— start —

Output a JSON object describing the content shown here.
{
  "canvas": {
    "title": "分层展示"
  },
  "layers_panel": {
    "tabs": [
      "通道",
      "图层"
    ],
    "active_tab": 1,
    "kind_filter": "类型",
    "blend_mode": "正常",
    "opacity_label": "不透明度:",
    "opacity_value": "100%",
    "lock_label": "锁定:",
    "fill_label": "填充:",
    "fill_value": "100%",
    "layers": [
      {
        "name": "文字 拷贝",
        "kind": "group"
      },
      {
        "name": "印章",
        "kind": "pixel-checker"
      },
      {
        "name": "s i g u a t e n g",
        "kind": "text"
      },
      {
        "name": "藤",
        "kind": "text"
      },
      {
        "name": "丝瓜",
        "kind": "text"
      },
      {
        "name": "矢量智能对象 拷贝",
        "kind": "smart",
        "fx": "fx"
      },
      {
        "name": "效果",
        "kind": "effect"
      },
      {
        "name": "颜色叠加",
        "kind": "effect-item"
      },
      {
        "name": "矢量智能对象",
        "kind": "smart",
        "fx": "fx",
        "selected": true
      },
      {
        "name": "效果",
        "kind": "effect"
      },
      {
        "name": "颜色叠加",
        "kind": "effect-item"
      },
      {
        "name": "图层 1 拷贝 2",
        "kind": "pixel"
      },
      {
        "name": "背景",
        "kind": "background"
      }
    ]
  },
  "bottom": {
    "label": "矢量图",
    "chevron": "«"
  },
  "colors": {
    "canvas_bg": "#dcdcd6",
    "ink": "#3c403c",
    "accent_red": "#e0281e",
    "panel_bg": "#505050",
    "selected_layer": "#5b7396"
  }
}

— end —
— start —

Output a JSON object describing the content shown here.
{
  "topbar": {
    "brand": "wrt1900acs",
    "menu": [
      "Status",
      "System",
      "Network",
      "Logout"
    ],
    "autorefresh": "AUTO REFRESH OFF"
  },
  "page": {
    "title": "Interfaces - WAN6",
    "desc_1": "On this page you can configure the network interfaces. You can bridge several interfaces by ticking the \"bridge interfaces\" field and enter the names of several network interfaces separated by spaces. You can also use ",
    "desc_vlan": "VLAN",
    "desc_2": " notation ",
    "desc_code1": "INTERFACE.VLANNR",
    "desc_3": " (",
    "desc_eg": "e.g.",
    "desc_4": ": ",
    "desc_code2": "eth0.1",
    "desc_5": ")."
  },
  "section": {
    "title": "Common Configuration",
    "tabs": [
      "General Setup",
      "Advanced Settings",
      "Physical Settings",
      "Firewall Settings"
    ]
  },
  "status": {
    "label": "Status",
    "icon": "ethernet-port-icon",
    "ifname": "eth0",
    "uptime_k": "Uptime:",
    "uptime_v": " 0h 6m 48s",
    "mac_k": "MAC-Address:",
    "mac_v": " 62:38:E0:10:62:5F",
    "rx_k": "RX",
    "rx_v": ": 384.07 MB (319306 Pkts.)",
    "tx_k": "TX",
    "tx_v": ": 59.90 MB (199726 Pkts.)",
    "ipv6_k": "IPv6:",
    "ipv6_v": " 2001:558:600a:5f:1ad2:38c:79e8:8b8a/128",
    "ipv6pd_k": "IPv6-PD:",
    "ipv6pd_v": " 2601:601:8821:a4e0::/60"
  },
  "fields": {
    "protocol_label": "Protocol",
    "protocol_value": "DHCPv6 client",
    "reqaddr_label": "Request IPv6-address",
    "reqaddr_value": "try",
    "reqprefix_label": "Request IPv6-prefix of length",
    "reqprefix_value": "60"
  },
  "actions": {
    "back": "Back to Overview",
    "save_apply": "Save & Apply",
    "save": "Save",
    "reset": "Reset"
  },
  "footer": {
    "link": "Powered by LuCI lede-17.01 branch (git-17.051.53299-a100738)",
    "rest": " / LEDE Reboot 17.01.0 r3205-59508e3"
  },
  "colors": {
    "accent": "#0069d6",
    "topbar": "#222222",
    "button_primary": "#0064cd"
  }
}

— end —
— start —

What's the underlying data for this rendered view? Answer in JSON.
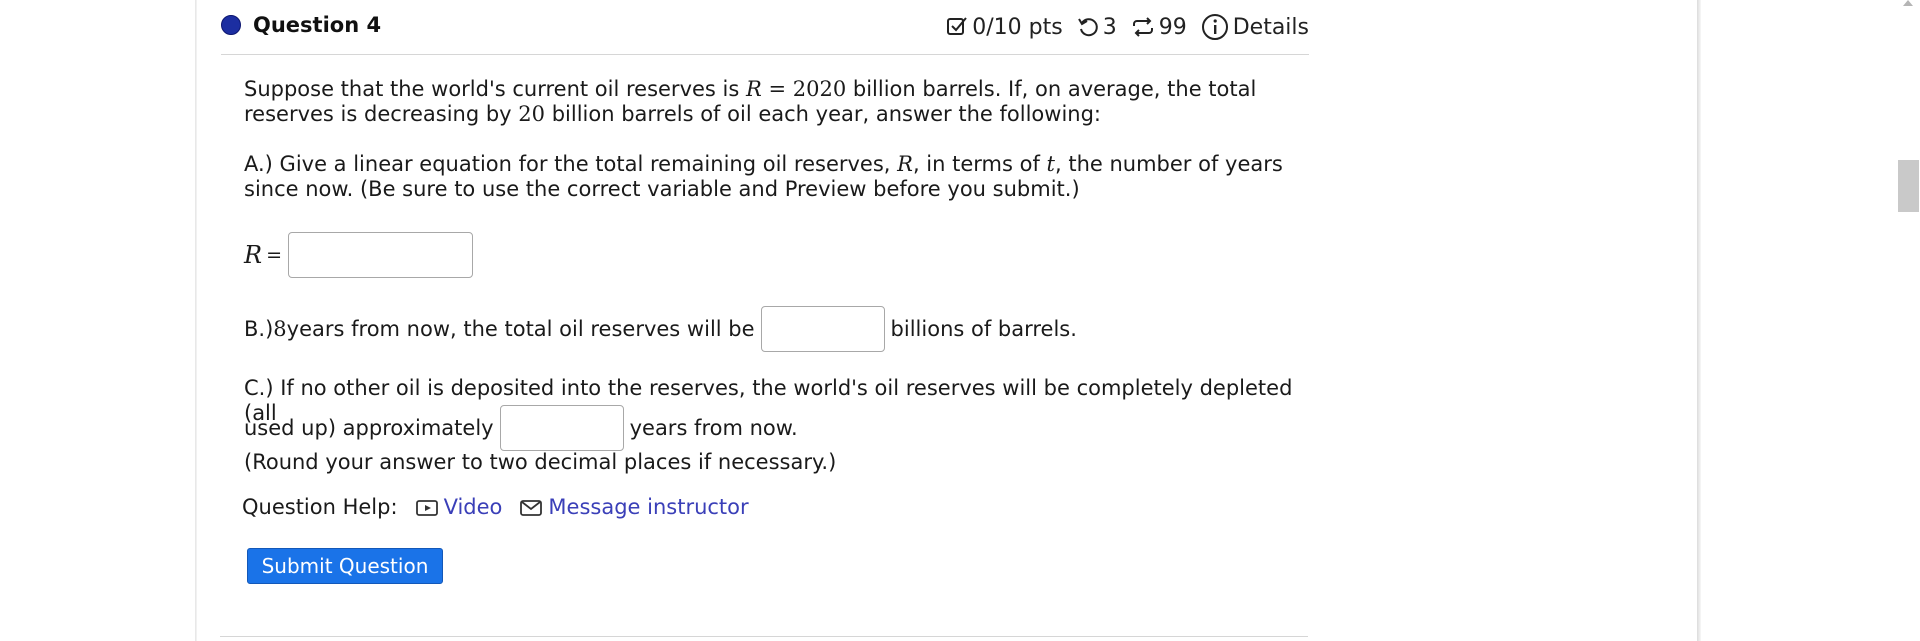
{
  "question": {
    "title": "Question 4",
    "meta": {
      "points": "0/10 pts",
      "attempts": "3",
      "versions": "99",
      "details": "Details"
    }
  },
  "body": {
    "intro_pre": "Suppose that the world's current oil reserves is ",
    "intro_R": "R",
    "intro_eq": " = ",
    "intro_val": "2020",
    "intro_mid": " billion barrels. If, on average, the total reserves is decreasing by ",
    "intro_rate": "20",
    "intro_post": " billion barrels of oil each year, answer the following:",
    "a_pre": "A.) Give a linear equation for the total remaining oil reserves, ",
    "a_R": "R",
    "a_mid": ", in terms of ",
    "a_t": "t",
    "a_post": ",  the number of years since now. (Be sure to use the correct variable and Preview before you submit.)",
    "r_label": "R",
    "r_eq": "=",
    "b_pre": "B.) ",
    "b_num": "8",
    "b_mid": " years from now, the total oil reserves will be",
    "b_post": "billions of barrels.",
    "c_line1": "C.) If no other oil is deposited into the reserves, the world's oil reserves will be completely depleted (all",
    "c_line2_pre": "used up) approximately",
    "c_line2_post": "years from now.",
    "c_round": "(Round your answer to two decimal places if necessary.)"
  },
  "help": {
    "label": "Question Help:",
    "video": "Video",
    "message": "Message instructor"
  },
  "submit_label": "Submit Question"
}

— end —

Take every line from the records above that has the word "Request" and copy it.

THE COMPLETED TASK:
    "reqaddr_label": "Request IPv6-address",
    "reqprefix_label": "Request IPv6-prefix of length",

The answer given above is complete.